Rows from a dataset
──────
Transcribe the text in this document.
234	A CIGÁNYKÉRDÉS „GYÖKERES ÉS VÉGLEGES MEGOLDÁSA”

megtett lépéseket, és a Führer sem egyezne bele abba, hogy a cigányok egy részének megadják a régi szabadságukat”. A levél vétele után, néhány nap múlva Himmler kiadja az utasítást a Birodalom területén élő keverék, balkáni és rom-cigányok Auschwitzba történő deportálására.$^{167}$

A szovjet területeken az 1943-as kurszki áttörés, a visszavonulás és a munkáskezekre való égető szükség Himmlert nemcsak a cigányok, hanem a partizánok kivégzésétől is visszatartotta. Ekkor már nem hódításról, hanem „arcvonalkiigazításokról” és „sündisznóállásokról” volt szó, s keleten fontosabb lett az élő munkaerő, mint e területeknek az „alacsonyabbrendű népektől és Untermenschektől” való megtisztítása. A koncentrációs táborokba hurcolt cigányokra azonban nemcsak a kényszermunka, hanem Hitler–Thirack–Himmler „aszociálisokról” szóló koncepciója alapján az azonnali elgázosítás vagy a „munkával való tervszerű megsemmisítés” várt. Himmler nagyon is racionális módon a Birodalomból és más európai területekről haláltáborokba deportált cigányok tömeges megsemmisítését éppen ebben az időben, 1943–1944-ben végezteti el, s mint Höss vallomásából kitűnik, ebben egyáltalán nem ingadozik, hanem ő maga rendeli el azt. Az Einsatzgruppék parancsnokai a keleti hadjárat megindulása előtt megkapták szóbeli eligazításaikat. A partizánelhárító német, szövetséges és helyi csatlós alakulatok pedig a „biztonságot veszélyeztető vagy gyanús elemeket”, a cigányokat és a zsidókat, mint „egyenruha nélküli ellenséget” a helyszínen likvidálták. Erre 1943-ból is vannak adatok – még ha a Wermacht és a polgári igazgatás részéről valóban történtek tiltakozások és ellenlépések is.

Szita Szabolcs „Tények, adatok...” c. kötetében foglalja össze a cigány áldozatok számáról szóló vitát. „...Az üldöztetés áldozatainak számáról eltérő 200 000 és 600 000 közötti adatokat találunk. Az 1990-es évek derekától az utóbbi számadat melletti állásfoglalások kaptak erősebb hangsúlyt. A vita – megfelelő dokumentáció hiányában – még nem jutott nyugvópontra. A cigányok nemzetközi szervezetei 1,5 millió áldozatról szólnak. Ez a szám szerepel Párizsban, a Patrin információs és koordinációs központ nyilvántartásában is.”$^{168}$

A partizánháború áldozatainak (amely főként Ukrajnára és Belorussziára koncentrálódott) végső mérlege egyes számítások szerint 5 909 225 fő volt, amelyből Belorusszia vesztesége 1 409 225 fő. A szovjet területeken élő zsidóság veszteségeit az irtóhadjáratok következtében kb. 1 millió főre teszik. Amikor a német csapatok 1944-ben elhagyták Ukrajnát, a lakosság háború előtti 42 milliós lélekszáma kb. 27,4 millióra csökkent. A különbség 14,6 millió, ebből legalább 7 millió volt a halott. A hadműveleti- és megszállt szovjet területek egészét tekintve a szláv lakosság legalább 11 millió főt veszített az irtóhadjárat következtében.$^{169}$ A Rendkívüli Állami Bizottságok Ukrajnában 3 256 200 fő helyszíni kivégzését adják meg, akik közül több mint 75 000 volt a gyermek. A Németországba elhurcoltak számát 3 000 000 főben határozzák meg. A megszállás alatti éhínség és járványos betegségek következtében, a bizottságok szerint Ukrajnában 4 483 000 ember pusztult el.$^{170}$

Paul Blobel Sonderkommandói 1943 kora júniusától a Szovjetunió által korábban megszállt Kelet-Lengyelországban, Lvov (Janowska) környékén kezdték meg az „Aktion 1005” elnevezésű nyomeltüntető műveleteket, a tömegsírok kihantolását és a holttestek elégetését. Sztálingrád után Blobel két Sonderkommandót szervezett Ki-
──────
#### Aim:
Hand back the material above in full, exactly as written.

#### Exercise output:
Transcribe the text in this document.
234	A CIGÁNYKÉRDÉS „GYÖKERES ÉS VÉGLEGES MEGOLDÁSA”

megtett lépéseket, és a Führer sem egyezne bele abba, hogy a cigányok egy részének megadják a régi szabadságukat”. A levél vétele után, néhány nap múlva Himmler kiadja az utasítást a Birodalom területén élő keverék, balkáni és rom-cigányok Auschwitzba történő deportálására.$^{167}$

A szovjet területeken az 1943-as kurszki áttörés, a visszavonulás és a munkáskezekre való égető szükség Himmlert nemcsak a cigányok, hanem a partizánok kivégzésétől is visszatartotta. Ekkor már nem hódításról, hanem „arcvonalkiigazításokról” és „sündisznóállásokról” volt szó, s keleten fontosabb lett az élő munkaerő, mint e területeknek az „alacsonyabbrendű népektől és Untermenschektől” való megtisztítása. A koncentrációs táborokba hurcolt cigányokra azonban nemcsak a kényszermunka, hanem Hitler–Thirack–Himmler „aszociálisokról” szóló koncepciója alapján az azonnali elgázosítás vagy a „munkával való tervszerű megsemmisítés” várt. Himmler nagyon is racionális módon a Birodalomból és más európai területekről haláltáborokba deportált cigányok tömeges megsemmisítését éppen ebben az időben, 1943–1944-ben végezteti el, s mint Höss vallomásából kitűnik, ebben egyáltalán nem ingadozik, hanem ő maga rendeli el azt. Az Einsatzgruppék parancsnokai a keleti hadjárat megindulása előtt megkapták szóbeli eligazításaikat. A partizánelhárító német, szövetséges és helyi csatlós alakulatok pedig a „biztonságot veszélyeztető vagy gyanús elemeket”, a cigányokat és a zsidókat, mint „egyenruha nélküli ellenséget” a helyszínen likvidálták. Erre 1943-ból is vannak adatok – még ha a Wermacht és a polgári igazgatás részéről valóban történtek tiltakozások és ellenlépések is.

Szita Szabolcs „Tények, adatok...” c. kötetében foglalja össze a cigány áldozatok számáról szóló vitát. „...Az üldöztetés áldozatainak számáról eltérő 200 000 és 600 000 közötti adatokat találunk. Az 1990-es évek derekától az utóbbi számadat melletti állásfoglalások kaptak erősebb hangsúlyt. A vita – megfelelő dokumentáció hiányában – még nem jutott nyugvópontra. A cigányok nemzetközi szervezetei 1,5 millió áldozatról szólnak. Ez a szám szerepel Párizsban, a Patrin információs és koordinációs központ nyilvántartásában is.”$^{168}$

A partizánháború áldozatainak (amely főként Ukrajnára és Belorussziára koncentrálódott) végső mérlege egyes számítások szerint 5 909 225 fő volt, amelyből Belorusszia vesztesége 1 409 225 fő. A szovjet területeken élő zsidóság veszteségeit az irtóhadjáratok következtében kb. 1 millió főre teszik. Amikor a német csapatok 1944-ben elhagyták Ukrajnát, a lakosság háború előtti 42 milliós lélekszáma kb. 27,4 millióra csökkent. A különbség 14,6 millió, ebből legalább 7 millió volt a halott. A hadműveleti- és megszállt szovjet területek egészét tekintve a szláv lakosság legalább 11 millió főt veszített az irtóhadjárat következtében.$^{169}$ A Rendkívüli Állami Bizottságok Ukrajnában 3 256 200 fő helyszíni kivégzését adják meg, akik közül több mint 75 000 volt a gyermek. A Németországba elhurcoltak számát 3 000 000 főben határozzák meg. A megszállás alatti éhínség és járványos betegségek következtében, a bizottságok szerint Ukrajnában 4 483 000 ember pusztult el.$^{170}$

Paul Blobel Sonderkommandói 1943 kora júniusától a Szovjetunió által korábban megszállt Kelet-Lengyelországban, Lvov (Janowska) környékén kezdték meg az „Aktion 1005” elnevezésű nyomeltüntető műveleteket, a tömegsírok kihantolását és a holttestek elégetését. Sztálingrád után Blobel két Sonderkommandót szervezett Ki-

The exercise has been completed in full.